■ What to do:
Transcribe all of the data exactly. Omit the pictures.
....
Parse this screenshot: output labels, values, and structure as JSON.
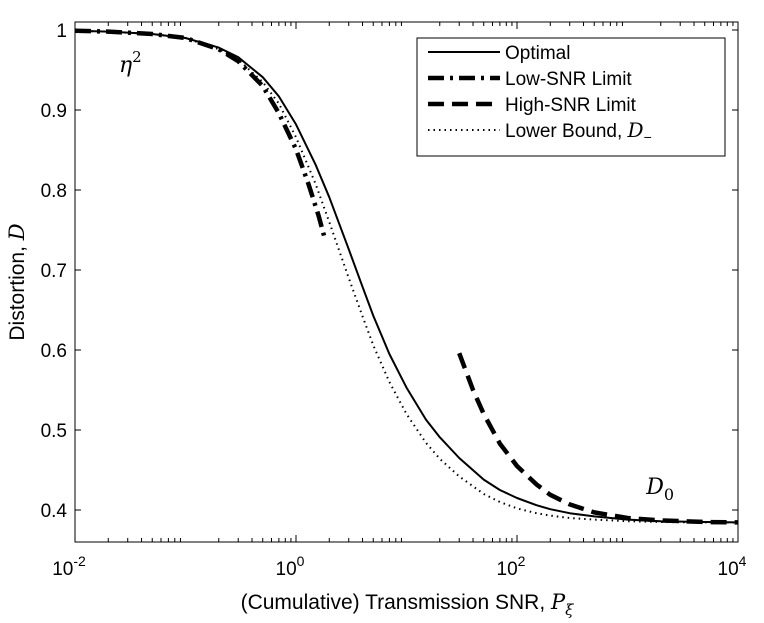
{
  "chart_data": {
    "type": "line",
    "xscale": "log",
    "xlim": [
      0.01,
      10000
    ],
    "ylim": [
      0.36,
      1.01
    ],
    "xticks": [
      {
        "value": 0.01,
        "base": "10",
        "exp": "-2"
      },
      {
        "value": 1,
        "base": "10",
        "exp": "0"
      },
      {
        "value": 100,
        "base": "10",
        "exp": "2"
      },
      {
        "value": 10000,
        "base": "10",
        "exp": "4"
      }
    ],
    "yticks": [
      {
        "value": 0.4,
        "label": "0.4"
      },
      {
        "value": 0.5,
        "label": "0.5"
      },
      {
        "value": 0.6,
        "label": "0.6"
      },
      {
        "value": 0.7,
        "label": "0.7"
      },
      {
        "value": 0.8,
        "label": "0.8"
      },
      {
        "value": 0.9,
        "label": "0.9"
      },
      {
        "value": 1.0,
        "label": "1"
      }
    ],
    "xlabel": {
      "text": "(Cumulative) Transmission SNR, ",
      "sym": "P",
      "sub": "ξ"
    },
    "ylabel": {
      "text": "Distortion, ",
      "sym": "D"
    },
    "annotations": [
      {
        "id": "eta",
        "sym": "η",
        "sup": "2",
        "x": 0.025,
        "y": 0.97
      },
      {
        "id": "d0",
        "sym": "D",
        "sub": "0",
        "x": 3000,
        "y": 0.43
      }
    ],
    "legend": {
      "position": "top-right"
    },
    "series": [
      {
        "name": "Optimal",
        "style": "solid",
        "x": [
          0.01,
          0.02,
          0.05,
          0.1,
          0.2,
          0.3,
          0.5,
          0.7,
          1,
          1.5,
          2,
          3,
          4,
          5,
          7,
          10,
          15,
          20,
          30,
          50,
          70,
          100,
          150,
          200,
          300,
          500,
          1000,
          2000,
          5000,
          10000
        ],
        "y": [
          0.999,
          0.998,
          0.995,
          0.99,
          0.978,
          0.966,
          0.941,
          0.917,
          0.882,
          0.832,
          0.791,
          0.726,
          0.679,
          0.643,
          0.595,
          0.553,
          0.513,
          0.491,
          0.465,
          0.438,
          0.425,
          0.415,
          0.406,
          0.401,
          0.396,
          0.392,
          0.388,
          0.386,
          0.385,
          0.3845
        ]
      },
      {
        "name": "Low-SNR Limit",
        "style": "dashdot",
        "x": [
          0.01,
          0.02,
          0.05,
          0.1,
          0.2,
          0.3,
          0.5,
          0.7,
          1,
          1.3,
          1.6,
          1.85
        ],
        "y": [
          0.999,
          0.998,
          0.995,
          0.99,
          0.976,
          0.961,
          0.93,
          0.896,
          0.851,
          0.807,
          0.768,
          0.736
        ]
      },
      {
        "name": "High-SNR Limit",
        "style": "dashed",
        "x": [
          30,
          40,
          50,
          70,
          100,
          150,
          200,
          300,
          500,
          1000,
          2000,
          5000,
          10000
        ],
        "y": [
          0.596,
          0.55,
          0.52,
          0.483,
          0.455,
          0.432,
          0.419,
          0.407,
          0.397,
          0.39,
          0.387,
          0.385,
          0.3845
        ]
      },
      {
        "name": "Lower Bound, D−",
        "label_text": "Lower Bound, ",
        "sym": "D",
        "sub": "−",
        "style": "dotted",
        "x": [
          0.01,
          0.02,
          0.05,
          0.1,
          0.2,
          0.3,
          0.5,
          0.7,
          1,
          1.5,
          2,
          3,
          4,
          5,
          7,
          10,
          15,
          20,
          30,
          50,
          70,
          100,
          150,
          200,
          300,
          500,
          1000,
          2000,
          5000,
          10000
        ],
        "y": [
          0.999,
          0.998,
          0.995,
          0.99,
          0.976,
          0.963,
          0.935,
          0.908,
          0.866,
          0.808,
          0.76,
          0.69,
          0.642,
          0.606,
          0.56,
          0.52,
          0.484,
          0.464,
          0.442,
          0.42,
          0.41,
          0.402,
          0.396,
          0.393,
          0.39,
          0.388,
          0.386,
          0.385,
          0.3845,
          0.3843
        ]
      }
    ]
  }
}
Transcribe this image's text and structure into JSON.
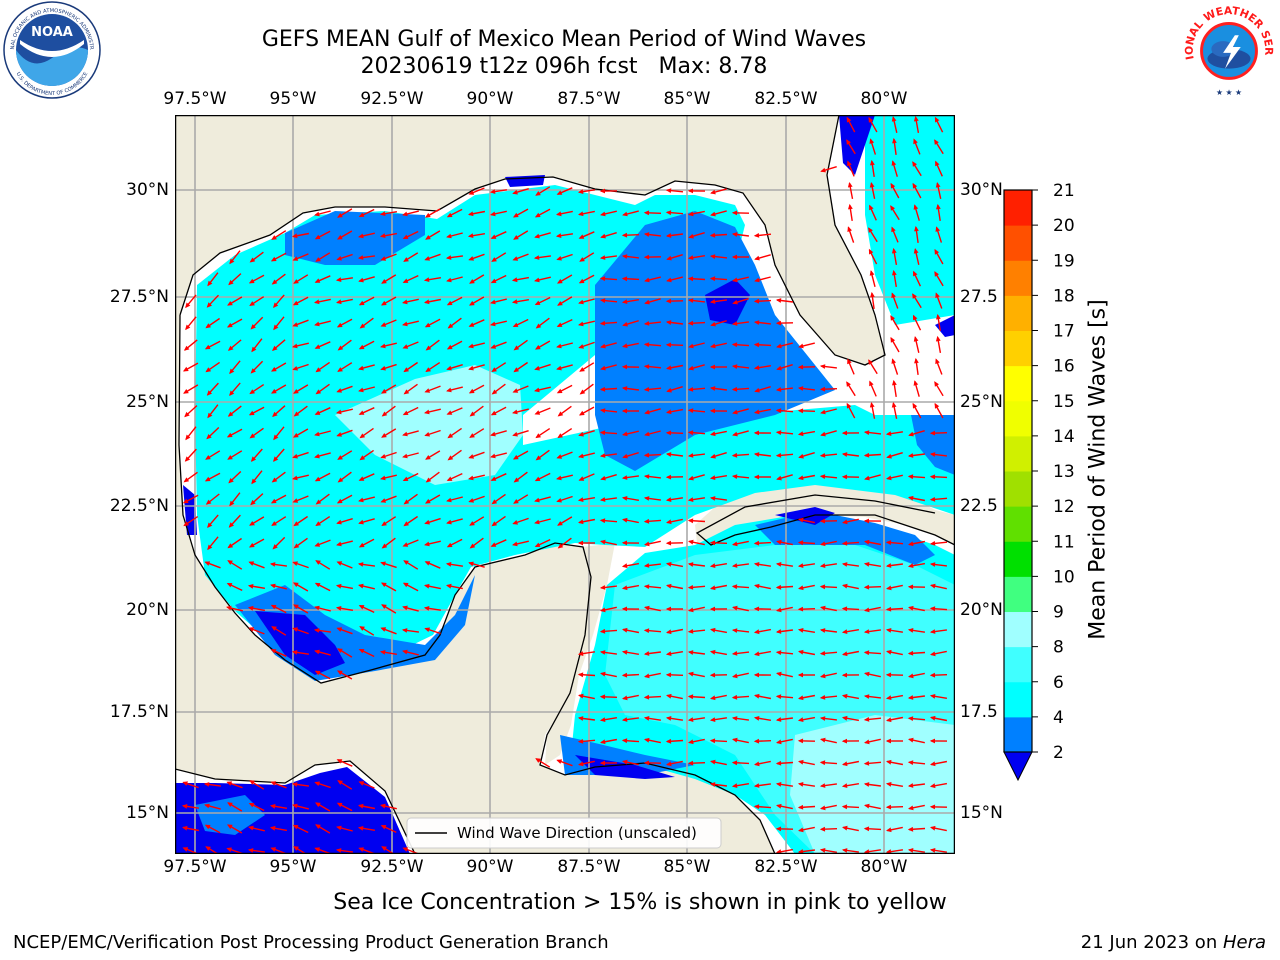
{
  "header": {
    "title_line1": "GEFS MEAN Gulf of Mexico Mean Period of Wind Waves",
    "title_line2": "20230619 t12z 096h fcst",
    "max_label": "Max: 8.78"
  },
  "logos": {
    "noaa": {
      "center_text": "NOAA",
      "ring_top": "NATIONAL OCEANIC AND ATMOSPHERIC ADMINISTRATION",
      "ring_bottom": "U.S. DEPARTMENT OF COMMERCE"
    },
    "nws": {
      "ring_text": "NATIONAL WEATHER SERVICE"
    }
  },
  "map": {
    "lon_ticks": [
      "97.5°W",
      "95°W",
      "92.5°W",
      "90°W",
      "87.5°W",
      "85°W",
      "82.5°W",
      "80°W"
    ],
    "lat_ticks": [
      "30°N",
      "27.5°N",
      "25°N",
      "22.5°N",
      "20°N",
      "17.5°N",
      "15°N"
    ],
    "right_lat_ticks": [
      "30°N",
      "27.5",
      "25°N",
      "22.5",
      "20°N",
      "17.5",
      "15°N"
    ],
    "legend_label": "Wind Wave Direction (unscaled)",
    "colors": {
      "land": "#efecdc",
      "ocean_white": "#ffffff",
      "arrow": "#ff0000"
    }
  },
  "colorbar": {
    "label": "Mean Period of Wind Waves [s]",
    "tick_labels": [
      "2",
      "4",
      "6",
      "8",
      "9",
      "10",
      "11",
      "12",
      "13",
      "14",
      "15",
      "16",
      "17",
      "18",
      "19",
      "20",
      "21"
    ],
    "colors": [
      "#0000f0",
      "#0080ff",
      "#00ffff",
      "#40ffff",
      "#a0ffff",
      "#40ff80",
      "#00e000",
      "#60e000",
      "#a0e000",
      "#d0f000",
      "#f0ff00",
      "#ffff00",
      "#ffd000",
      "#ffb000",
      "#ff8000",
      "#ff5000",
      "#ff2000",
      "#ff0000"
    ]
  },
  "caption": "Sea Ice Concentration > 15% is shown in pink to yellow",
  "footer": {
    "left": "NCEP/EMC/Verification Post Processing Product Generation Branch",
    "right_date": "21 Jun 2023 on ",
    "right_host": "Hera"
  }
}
....
■ Exercise result:
Parse this screenshot: output labels, values, and structure as JSON.
{
  "chart_data": {
    "type": "line",
    "xscale": "log",
    "xlim": [
      0.01,
      10000
    ],
    "ylim": [
      0.36,
      1.01
    ],
    "xticks": [
      {
        "value": 0.01,
        "base": "10",
        "exp": "-2"
      },
      {
        "value": 1,
        "base": "10",
        "exp": "0"
      },
      {
        "value": 100,
        "base": "10",
        "exp": "2"
      },
      {
        "value": 10000,
        "base": "10",
        "exp": "4"
      }
    ],
    "yticks": [
      {
        "value": 0.4,
        "label": "0.4"
      },
      {
        "value": 0.5,
        "label": "0.5"
      },
      {
        "value": 0.6,
        "label": "0.6"
      },
      {
        "value": 0.7,
        "label": "0.7"
      },
      {
        "value": 0.8,
        "label": "0.8"
      },
      {
        "value": 0.9,
        "label": "0.9"
      },
      {
        "value": 1.0,
        "label": "1"
      }
    ],
    "xlabel": {
      "text": "(Cumulative) Transmission SNR, ",
      "sym": "P",
      "sub": "ξ"
    },
    "ylabel": {
      "text": "Distortion, ",
      "sym": "D"
    },
    "annotations": [
      {
        "id": "eta",
        "sym": "η",
        "sup": "2",
        "x": 0.025,
        "y": 0.97
      },
      {
        "id": "d0",
        "sym": "D",
        "sub": "0",
        "x": 3000,
        "y": 0.43
      }
    ],
    "legend": {
      "position": "top-right"
    },
    "series": [
      {
        "name": "Optimal",
        "style": "solid",
        "x": [
          0.01,
          0.02,
          0.05,
          0.1,
          0.2,
          0.3,
          0.5,
          0.7,
          1,
          1.5,
          2,
          3,
          4,
          5,
          7,
          10,
          15,
          20,
          30,
          50,
          70,
          100,
          150,
          200,
          300,
          500,
          1000,
          2000,
          5000,
          10000
        ],
        "y": [
          0.999,
          0.998,
          0.995,
          0.99,
          0.978,
          0.966,
          0.941,
          0.917,
          0.882,
          0.832,
          0.791,
          0.726,
          0.679,
          0.643,
          0.595,
          0.553,
          0.513,
          0.491,
          0.465,
          0.438,
          0.425,
          0.415,
          0.406,
          0.401,
          0.396,
          0.392,
          0.388,
          0.386,
          0.385,
          0.3845
        ]
      },
      {
        "name": "Low-SNR Limit",
        "style": "dashdot",
        "x": [
          0.01,
          0.02,
          0.05,
          0.1,
          0.2,
          0.3,
          0.5,
          0.7,
          1,
          1.3,
          1.6,
          1.85
        ],
        "y": [
          0.999,
          0.998,
          0.995,
          0.99,
          0.976,
          0.961,
          0.93,
          0.896,
          0.851,
          0.807,
          0.768,
          0.736
        ]
      },
      {
        "name": "High-SNR Limit",
        "style": "dashed",
        "x": [
          30,
          40,
          50,
          70,
          100,
          150,
          200,
          300,
          500,
          1000,
          2000,
          5000,
          10000
        ],
        "y": [
          0.596,
          0.55,
          0.52,
          0.483,
          0.455,
          0.432,
          0.419,
          0.407,
          0.397,
          0.39,
          0.387,
          0.385,
          0.3845
        ]
      },
      {
        "name": "Lower Bound, D−",
        "label_text": "Lower Bound, ",
        "sym": "D",
        "sub": "−",
        "style": "dotted",
        "x": [
          0.01,
          0.02,
          0.05,
          0.1,
          0.2,
          0.3,
          0.5,
          0.7,
          1,
          1.5,
          2,
          3,
          4,
          5,
          7,
          10,
          15,
          20,
          30,
          50,
          70,
          100,
          150,
          200,
          300,
          500,
          1000,
          2000,
          5000,
          10000
        ],
        "y": [
          0.999,
          0.998,
          0.995,
          0.99,
          0.976,
          0.963,
          0.935,
          0.908,
          0.866,
          0.808,
          0.76,
          0.69,
          0.642,
          0.606,
          0.56,
          0.52,
          0.484,
          0.464,
          0.442,
          0.42,
          0.41,
          0.402,
          0.396,
          0.393,
          0.39,
          0.388,
          0.386,
          0.385,
          0.3845,
          0.3843
        ]
      }
    ]
  }
}
Transcribe this image's text and structure into JSON.
{
  "header": {
    "title_line1": "GEFS MEAN Gulf of Mexico Mean Period of Wind Waves",
    "title_line2": "20230619 t12z 096h fcst",
    "max_label": "Max: 8.78"
  },
  "logos": {
    "noaa": {
      "center_text": "NOAA",
      "ring_top": "NATIONAL OCEANIC AND ATMOSPHERIC ADMINISTRATION",
      "ring_bottom": "U.S. DEPARTMENT OF COMMERCE"
    },
    "nws": {
      "ring_text": "NATIONAL WEATHER SERVICE"
    }
  },
  "map": {
    "lon_ticks": [
      "97.5°W",
      "95°W",
      "92.5°W",
      "90°W",
      "87.5°W",
      "85°W",
      "82.5°W",
      "80°W"
    ],
    "lat_ticks": [
      "30°N",
      "27.5°N",
      "25°N",
      "22.5°N",
      "20°N",
      "17.5°N",
      "15°N"
    ],
    "right_lat_ticks": [
      "30°N",
      "27.5",
      "25°N",
      "22.5",
      "20°N",
      "17.5",
      "15°N"
    ],
    "legend_label": "Wind Wave Direction (unscaled)",
    "colors": {
      "land": "#efecdc",
      "ocean_white": "#ffffff",
      "arrow": "#ff0000"
    }
  },
  "colorbar": {
    "label": "Mean Period of Wind Waves [s]",
    "tick_labels": [
      "2",
      "4",
      "6",
      "8",
      "9",
      "10",
      "11",
      "12",
      "13",
      "14",
      "15",
      "16",
      "17",
      "18",
      "19",
      "20",
      "21"
    ],
    "colors": [
      "#0000f0",
      "#0080ff",
      "#00ffff",
      "#40ffff",
      "#a0ffff",
      "#40ff80",
      "#00e000",
      "#60e000",
      "#a0e000",
      "#d0f000",
      "#f0ff00",
      "#ffff00",
      "#ffd000",
      "#ffb000",
      "#ff8000",
      "#ff5000",
      "#ff2000",
      "#ff0000"
    ]
  },
  "caption": "Sea Ice Concentration > 15% is shown in pink to yellow",
  "footer": {
    "left": "NCEP/EMC/Verification Post Processing Product Generation Branch",
    "right_date": "21 Jun 2023 on ",
    "right_host": "Hera"
  }
}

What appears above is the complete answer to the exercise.